RECORDS
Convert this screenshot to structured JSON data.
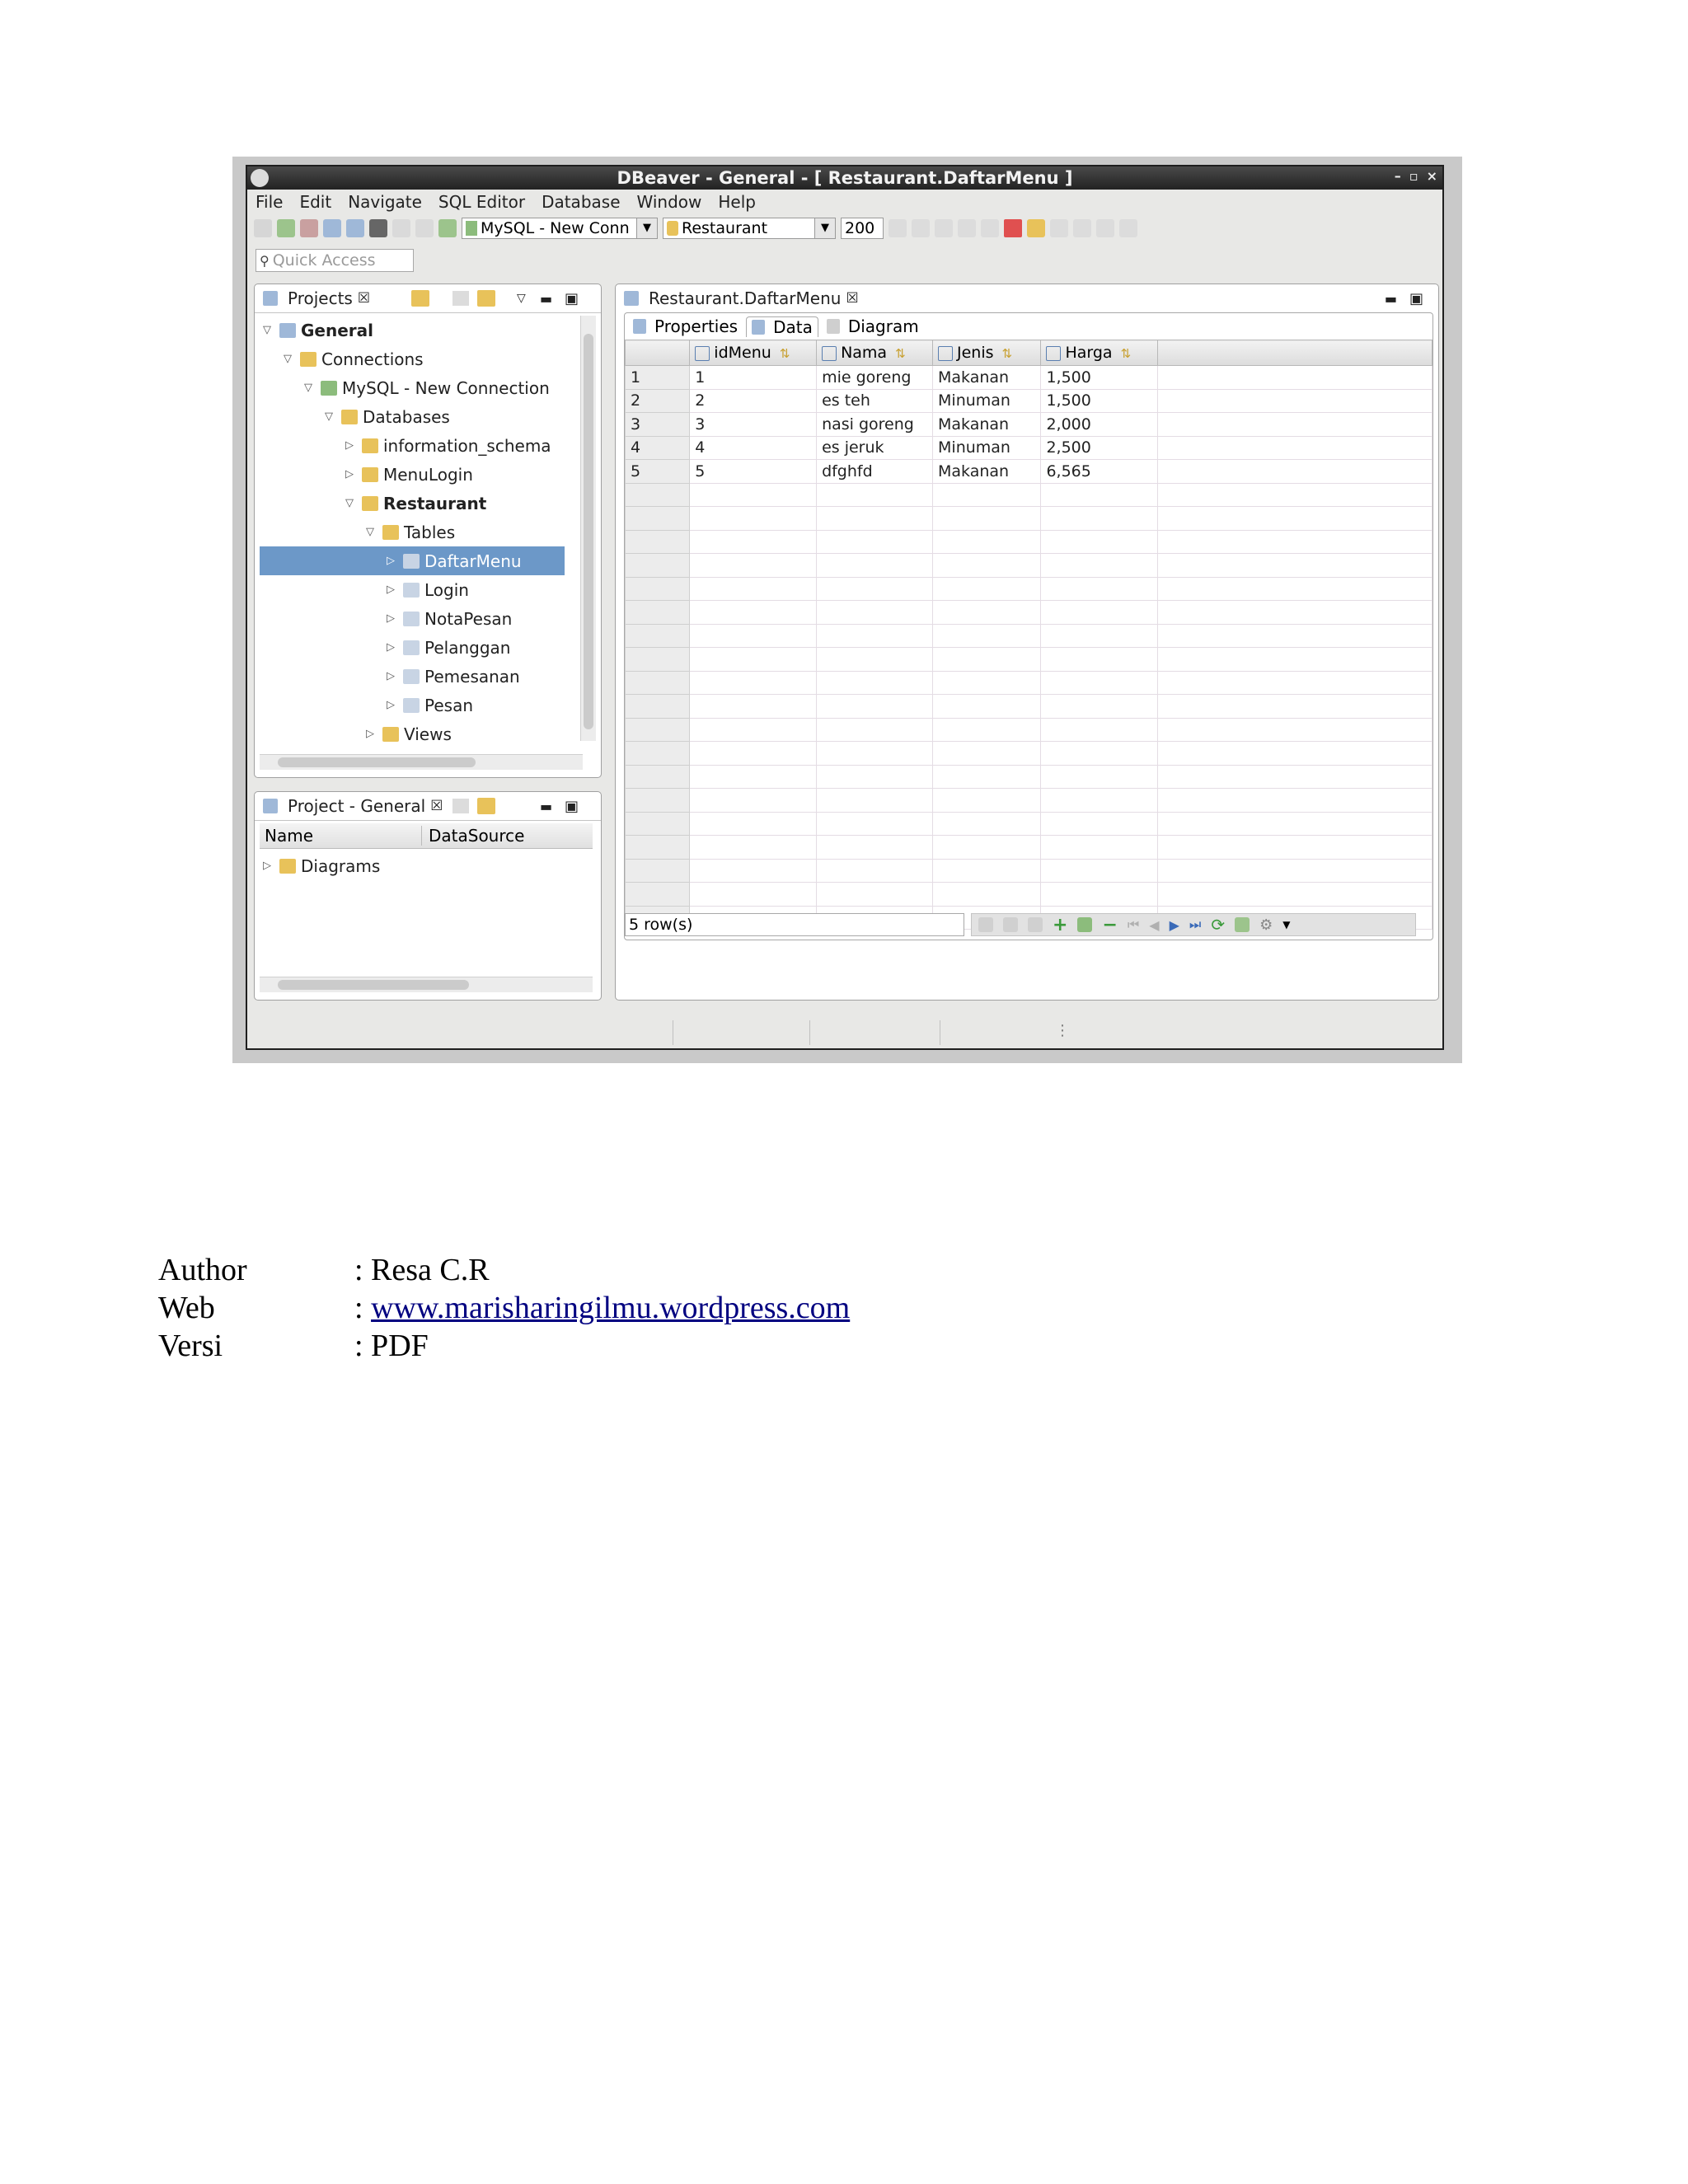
{
  "window": {
    "title": "DBeaver - General - [ Restaurant.DaftarMenu ]",
    "controls": [
      "–",
      "▫",
      "×"
    ]
  },
  "menubar": [
    "File",
    "Edit",
    "Navigate",
    "SQL Editor",
    "Database",
    "Window",
    "Help"
  ],
  "toolbar": {
    "connection": "MySQL - New Conn",
    "database": "Restaurant",
    "fetch_size": "200"
  },
  "quick_access": {
    "placeholder": "Quick Access"
  },
  "projects_panel": {
    "tab": "Projects",
    "tree": [
      {
        "label": "General",
        "level": 0,
        "bold": true,
        "expanded": true
      },
      {
        "label": "Connections",
        "level": 1,
        "expanded": true
      },
      {
        "label": "MySQL - New Connection",
        "level": 2,
        "expanded": true
      },
      {
        "label": "Databases",
        "level": 3,
        "expanded": true
      },
      {
        "label": "information_schema",
        "level": 4,
        "expanded": false
      },
      {
        "label": "MenuLogin",
        "level": 4,
        "expanded": false
      },
      {
        "label": "Restaurant",
        "level": 4,
        "bold": true,
        "expanded": true
      },
      {
        "label": "Tables",
        "level": 5,
        "expanded": true
      },
      {
        "label": "DaftarMenu",
        "level": 6,
        "expanded": false,
        "selected": true
      },
      {
        "label": "Login",
        "level": 6,
        "expanded": false
      },
      {
        "label": "NotaPesan",
        "level": 6,
        "expanded": false
      },
      {
        "label": "Pelanggan",
        "level": 6,
        "expanded": false
      },
      {
        "label": "Pemesanan",
        "level": 6,
        "expanded": false
      },
      {
        "label": "Pesan",
        "level": 6,
        "expanded": false
      },
      {
        "label": "Views",
        "level": 5,
        "expanded": false
      }
    ]
  },
  "project_general_panel": {
    "tab": "Project - General",
    "columns": [
      "Name",
      "DataSource"
    ],
    "items": [
      "Diagrams"
    ]
  },
  "editor": {
    "tab": "Restaurant.DaftarMenu",
    "subtabs": [
      "Properties",
      "Data",
      "Diagram"
    ],
    "active_subtab": "Data",
    "columns": [
      "idMenu",
      "Nama",
      "Jenis",
      "Harga"
    ],
    "rows": [
      {
        "n": "1",
        "cells": [
          "1",
          "mie goreng",
          "Makanan",
          "1,500"
        ]
      },
      {
        "n": "2",
        "cells": [
          "2",
          "es teh",
          "Minuman",
          "1,500"
        ]
      },
      {
        "n": "3",
        "cells": [
          "3",
          "nasi goreng",
          "Makanan",
          "2,000"
        ]
      },
      {
        "n": "4",
        "cells": [
          "4",
          "es jeruk",
          "Minuman",
          "2,500"
        ]
      },
      {
        "n": "5",
        "cells": [
          "5",
          "dfghfd",
          "Makanan",
          "6,565"
        ]
      }
    ],
    "status": "5 row(s)"
  },
  "info": {
    "author_label": "Author",
    "author_value": ": Resa C.R",
    "web_label": "Web",
    "web_prefix": ": ",
    "web_link": "www.marisharingilmu.wordpress.com",
    "version_label": "Versi",
    "version_value": ": PDF"
  },
  "colors": {
    "selection": "#6c98c8",
    "titlebar": "#2c2c2c",
    "link": "#000080"
  }
}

WORK REQUIRED
Print all the records again exactly; do not include any picture.

EXERCISE RESPONSE
Convert this screenshot to structured JSON data.
{
  "window": {
    "title": "DBeaver - General - [ Restaurant.DaftarMenu ]",
    "controls": [
      "–",
      "▫",
      "×"
    ]
  },
  "menubar": [
    "File",
    "Edit",
    "Navigate",
    "SQL Editor",
    "Database",
    "Window",
    "Help"
  ],
  "toolbar": {
    "connection": "MySQL - New Conn",
    "database": "Restaurant",
    "fetch_size": "200"
  },
  "quick_access": {
    "placeholder": "Quick Access"
  },
  "projects_panel": {
    "tab": "Projects",
    "tree": [
      {
        "label": "General",
        "level": 0,
        "bold": true,
        "expanded": true
      },
      {
        "label": "Connections",
        "level": 1,
        "expanded": true
      },
      {
        "label": "MySQL - New Connection",
        "level": 2,
        "expanded": true
      },
      {
        "label": "Databases",
        "level": 3,
        "expanded": true
      },
      {
        "label": "information_schema",
        "level": 4,
        "expanded": false
      },
      {
        "label": "MenuLogin",
        "level": 4,
        "expanded": false
      },
      {
        "label": "Restaurant",
        "level": 4,
        "bold": true,
        "expanded": true
      },
      {
        "label": "Tables",
        "level": 5,
        "expanded": true
      },
      {
        "label": "DaftarMenu",
        "level": 6,
        "expanded": false,
        "selected": true
      },
      {
        "label": "Login",
        "level": 6,
        "expanded": false
      },
      {
        "label": "NotaPesan",
        "level": 6,
        "expanded": false
      },
      {
        "label": "Pelanggan",
        "level": 6,
        "expanded": false
      },
      {
        "label": "Pemesanan",
        "level": 6,
        "expanded": false
      },
      {
        "label": "Pesan",
        "level": 6,
        "expanded": false
      },
      {
        "label": "Views",
        "level": 5,
        "expanded": false
      }
    ]
  },
  "project_general_panel": {
    "tab": "Project - General",
    "columns": [
      "Name",
      "DataSource"
    ],
    "items": [
      "Diagrams"
    ]
  },
  "editor": {
    "tab": "Restaurant.DaftarMenu",
    "subtabs": [
      "Properties",
      "Data",
      "Diagram"
    ],
    "active_subtab": "Data",
    "columns": [
      "idMenu",
      "Nama",
      "Jenis",
      "Harga"
    ],
    "rows": [
      {
        "n": "1",
        "cells": [
          "1",
          "mie goreng",
          "Makanan",
          "1,500"
        ]
      },
      {
        "n": "2",
        "cells": [
          "2",
          "es teh",
          "Minuman",
          "1,500"
        ]
      },
      {
        "n": "3",
        "cells": [
          "3",
          "nasi goreng",
          "Makanan",
          "2,000"
        ]
      },
      {
        "n": "4",
        "cells": [
          "4",
          "es jeruk",
          "Minuman",
          "2,500"
        ]
      },
      {
        "n": "5",
        "cells": [
          "5",
          "dfghfd",
          "Makanan",
          "6,565"
        ]
      }
    ],
    "status": "5 row(s)"
  },
  "info": {
    "author_label": "Author",
    "author_value": ": Resa C.R",
    "web_label": "Web",
    "web_prefix": ": ",
    "web_link": "www.marisharingilmu.wordpress.com",
    "version_label": "Versi",
    "version_value": ": PDF"
  },
  "colors": {
    "selection": "#6c98c8",
    "titlebar": "#2c2c2c",
    "link": "#000080"
  }
}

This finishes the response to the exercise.